WHAT THE TASK ASKS:
Reproduce every one of the following records verbatim, preserving each line as it stands.

DATA EXTRACT:
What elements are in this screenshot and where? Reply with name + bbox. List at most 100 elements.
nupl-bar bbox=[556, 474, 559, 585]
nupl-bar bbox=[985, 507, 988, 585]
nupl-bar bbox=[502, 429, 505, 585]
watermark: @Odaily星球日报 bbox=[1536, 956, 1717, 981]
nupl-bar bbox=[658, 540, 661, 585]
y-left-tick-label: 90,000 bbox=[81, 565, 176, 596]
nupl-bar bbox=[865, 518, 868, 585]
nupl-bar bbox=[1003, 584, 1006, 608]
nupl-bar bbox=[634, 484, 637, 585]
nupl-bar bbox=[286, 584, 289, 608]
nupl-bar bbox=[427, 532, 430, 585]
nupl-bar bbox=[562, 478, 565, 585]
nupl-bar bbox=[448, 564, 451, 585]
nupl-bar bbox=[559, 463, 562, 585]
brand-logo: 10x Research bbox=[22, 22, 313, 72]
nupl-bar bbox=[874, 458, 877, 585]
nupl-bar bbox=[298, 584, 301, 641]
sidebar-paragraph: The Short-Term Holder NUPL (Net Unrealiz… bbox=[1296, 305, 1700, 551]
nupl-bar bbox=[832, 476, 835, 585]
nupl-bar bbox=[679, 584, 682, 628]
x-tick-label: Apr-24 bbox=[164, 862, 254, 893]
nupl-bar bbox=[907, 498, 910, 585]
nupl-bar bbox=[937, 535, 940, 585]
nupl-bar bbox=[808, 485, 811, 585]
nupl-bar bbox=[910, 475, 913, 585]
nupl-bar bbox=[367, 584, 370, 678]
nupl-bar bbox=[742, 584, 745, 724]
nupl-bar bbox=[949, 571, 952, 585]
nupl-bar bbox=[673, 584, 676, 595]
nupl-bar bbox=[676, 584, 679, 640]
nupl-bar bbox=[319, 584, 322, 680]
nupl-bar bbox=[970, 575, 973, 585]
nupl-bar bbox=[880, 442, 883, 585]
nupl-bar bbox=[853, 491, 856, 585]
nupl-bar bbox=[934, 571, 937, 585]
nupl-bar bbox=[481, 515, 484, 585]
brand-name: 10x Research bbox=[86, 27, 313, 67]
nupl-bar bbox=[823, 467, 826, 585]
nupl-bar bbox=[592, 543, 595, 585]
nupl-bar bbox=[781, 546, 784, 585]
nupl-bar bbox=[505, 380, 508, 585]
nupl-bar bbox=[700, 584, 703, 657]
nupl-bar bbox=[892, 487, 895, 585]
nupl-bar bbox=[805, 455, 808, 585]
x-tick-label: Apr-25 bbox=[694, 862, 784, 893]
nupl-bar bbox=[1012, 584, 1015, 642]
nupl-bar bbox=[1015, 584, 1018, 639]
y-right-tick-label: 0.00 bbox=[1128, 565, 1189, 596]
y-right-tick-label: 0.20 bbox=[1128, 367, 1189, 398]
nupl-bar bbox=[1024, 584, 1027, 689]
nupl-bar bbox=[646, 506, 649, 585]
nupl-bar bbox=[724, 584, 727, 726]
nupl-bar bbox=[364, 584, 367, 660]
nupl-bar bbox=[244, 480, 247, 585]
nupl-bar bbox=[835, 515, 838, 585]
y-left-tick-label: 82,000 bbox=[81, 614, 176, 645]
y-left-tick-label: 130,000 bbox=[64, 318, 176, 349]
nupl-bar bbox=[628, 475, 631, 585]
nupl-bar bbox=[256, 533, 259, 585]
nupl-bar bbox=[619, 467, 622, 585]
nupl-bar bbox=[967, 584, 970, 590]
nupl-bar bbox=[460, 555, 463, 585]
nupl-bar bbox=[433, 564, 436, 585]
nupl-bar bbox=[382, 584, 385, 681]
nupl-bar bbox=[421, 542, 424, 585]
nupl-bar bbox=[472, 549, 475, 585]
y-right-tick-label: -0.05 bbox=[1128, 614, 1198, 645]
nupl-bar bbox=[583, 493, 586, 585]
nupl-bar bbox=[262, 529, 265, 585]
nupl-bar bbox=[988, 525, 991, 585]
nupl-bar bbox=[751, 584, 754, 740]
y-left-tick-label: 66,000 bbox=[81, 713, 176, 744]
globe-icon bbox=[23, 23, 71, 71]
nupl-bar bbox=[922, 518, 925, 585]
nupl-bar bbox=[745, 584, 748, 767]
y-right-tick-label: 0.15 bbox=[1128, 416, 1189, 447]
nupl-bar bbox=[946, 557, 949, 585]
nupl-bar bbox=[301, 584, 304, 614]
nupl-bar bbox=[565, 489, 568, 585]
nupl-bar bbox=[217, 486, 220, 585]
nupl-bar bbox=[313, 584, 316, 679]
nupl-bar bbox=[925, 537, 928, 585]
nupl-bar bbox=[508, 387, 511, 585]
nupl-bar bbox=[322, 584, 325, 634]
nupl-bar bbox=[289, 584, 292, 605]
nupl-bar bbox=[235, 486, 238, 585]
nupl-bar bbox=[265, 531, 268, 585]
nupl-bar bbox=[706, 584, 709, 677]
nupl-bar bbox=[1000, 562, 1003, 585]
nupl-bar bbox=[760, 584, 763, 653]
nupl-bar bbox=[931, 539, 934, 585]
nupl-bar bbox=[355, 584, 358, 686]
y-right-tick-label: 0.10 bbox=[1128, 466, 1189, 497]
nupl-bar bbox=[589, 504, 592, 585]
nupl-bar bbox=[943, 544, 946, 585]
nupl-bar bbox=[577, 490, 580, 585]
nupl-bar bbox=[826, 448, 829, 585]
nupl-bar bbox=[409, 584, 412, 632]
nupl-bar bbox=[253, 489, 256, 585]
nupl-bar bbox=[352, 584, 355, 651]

THE COMPLETED TASK:
What elements are in this screenshot and where? Reply with name + bbox. List at most 100 elements.
nupl-bar bbox=[556, 474, 559, 585]
nupl-bar bbox=[985, 507, 988, 585]
nupl-bar bbox=[502, 429, 505, 585]
watermark: @Odaily星球日报 bbox=[1536, 956, 1717, 981]
nupl-bar bbox=[658, 540, 661, 585]
y-left-tick-label: 90,000 bbox=[81, 565, 176, 596]
nupl-bar bbox=[865, 518, 868, 585]
nupl-bar bbox=[1003, 584, 1006, 608]
nupl-bar bbox=[634, 484, 637, 585]
nupl-bar bbox=[286, 584, 289, 608]
nupl-bar bbox=[427, 532, 430, 585]
nupl-bar bbox=[562, 478, 565, 585]
nupl-bar bbox=[448, 564, 451, 585]
nupl-bar bbox=[559, 463, 562, 585]
brand-logo: 10x Research bbox=[22, 22, 313, 72]
nupl-bar bbox=[874, 458, 877, 585]
nupl-bar bbox=[298, 584, 301, 641]
sidebar-paragraph: The Short-Term Holder NUPL (Net Unrealiz… bbox=[1296, 305, 1700, 551]
nupl-bar bbox=[832, 476, 835, 585]
nupl-bar bbox=[679, 584, 682, 628]
x-tick-label: Apr-24 bbox=[164, 862, 254, 893]
nupl-bar bbox=[907, 498, 910, 585]
nupl-bar bbox=[937, 535, 940, 585]
nupl-bar bbox=[808, 485, 811, 585]
nupl-bar bbox=[910, 475, 913, 585]
nupl-bar bbox=[367, 584, 370, 678]
nupl-bar bbox=[742, 584, 745, 724]
nupl-bar bbox=[949, 571, 952, 585]
nupl-bar bbox=[673, 584, 676, 595]
nupl-bar bbox=[676, 584, 679, 640]
nupl-bar bbox=[319, 584, 322, 680]
nupl-bar bbox=[970, 575, 973, 585]
nupl-bar bbox=[880, 442, 883, 585]
nupl-bar bbox=[853, 491, 856, 585]
nupl-bar bbox=[934, 571, 937, 585]
nupl-bar bbox=[481, 515, 484, 585]
brand-name: 10x Research bbox=[86, 27, 313, 67]
nupl-bar bbox=[823, 467, 826, 585]
nupl-bar bbox=[592, 543, 595, 585]
nupl-bar bbox=[781, 546, 784, 585]
nupl-bar bbox=[505, 380, 508, 585]
nupl-bar bbox=[700, 584, 703, 657]
nupl-bar bbox=[892, 487, 895, 585]
nupl-bar bbox=[805, 455, 808, 585]
x-tick-label: Apr-25 bbox=[694, 862, 784, 893]
nupl-bar bbox=[1012, 584, 1015, 642]
nupl-bar bbox=[1015, 584, 1018, 639]
y-right-tick-label: 0.00 bbox=[1128, 565, 1189, 596]
y-right-tick-label: 0.20 bbox=[1128, 367, 1189, 398]
nupl-bar bbox=[1024, 584, 1027, 689]
nupl-bar bbox=[646, 506, 649, 585]
nupl-bar bbox=[724, 584, 727, 726]
nupl-bar bbox=[364, 584, 367, 660]
nupl-bar bbox=[244, 480, 247, 585]
nupl-bar bbox=[835, 515, 838, 585]
y-left-tick-label: 82,000 bbox=[81, 614, 176, 645]
y-left-tick-label: 130,000 bbox=[64, 318, 176, 349]
nupl-bar bbox=[628, 475, 631, 585]
nupl-bar bbox=[256, 533, 259, 585]
nupl-bar bbox=[619, 467, 622, 585]
nupl-bar bbox=[967, 584, 970, 590]
nupl-bar bbox=[460, 555, 463, 585]
nupl-bar bbox=[433, 564, 436, 585]
nupl-bar bbox=[382, 584, 385, 681]
nupl-bar bbox=[421, 542, 424, 585]
nupl-bar bbox=[472, 549, 475, 585]
y-right-tick-label: -0.05 bbox=[1128, 614, 1198, 645]
nupl-bar bbox=[583, 493, 586, 585]
nupl-bar bbox=[262, 529, 265, 585]
nupl-bar bbox=[988, 525, 991, 585]
nupl-bar bbox=[751, 584, 754, 740]
y-left-tick-label: 66,000 bbox=[81, 713, 176, 744]
globe-icon bbox=[23, 23, 71, 71]
nupl-bar bbox=[922, 518, 925, 585]
nupl-bar bbox=[745, 584, 748, 767]
y-right-tick-label: 0.15 bbox=[1128, 416, 1189, 447]
nupl-bar bbox=[946, 557, 949, 585]
nupl-bar bbox=[301, 584, 304, 614]
nupl-bar bbox=[565, 489, 568, 585]
nupl-bar bbox=[217, 486, 220, 585]
nupl-bar bbox=[313, 584, 316, 679]
nupl-bar bbox=[925, 537, 928, 585]
nupl-bar bbox=[508, 387, 511, 585]
nupl-bar bbox=[322, 584, 325, 634]
nupl-bar bbox=[289, 584, 292, 605]
nupl-bar bbox=[235, 486, 238, 585]
nupl-bar bbox=[265, 531, 268, 585]
nupl-bar bbox=[706, 584, 709, 677]
nupl-bar bbox=[1000, 562, 1003, 585]
nupl-bar bbox=[760, 584, 763, 653]
nupl-bar bbox=[931, 539, 934, 585]
nupl-bar bbox=[355, 584, 358, 686]
y-right-tick-label: 0.10 bbox=[1128, 466, 1189, 497]
nupl-bar bbox=[589, 504, 592, 585]
nupl-bar bbox=[943, 544, 946, 585]
nupl-bar bbox=[577, 490, 580, 585]
nupl-bar bbox=[826, 448, 829, 585]
nupl-bar bbox=[409, 584, 412, 632]
nupl-bar bbox=[253, 489, 256, 585]
nupl-bar bbox=[352, 584, 355, 651]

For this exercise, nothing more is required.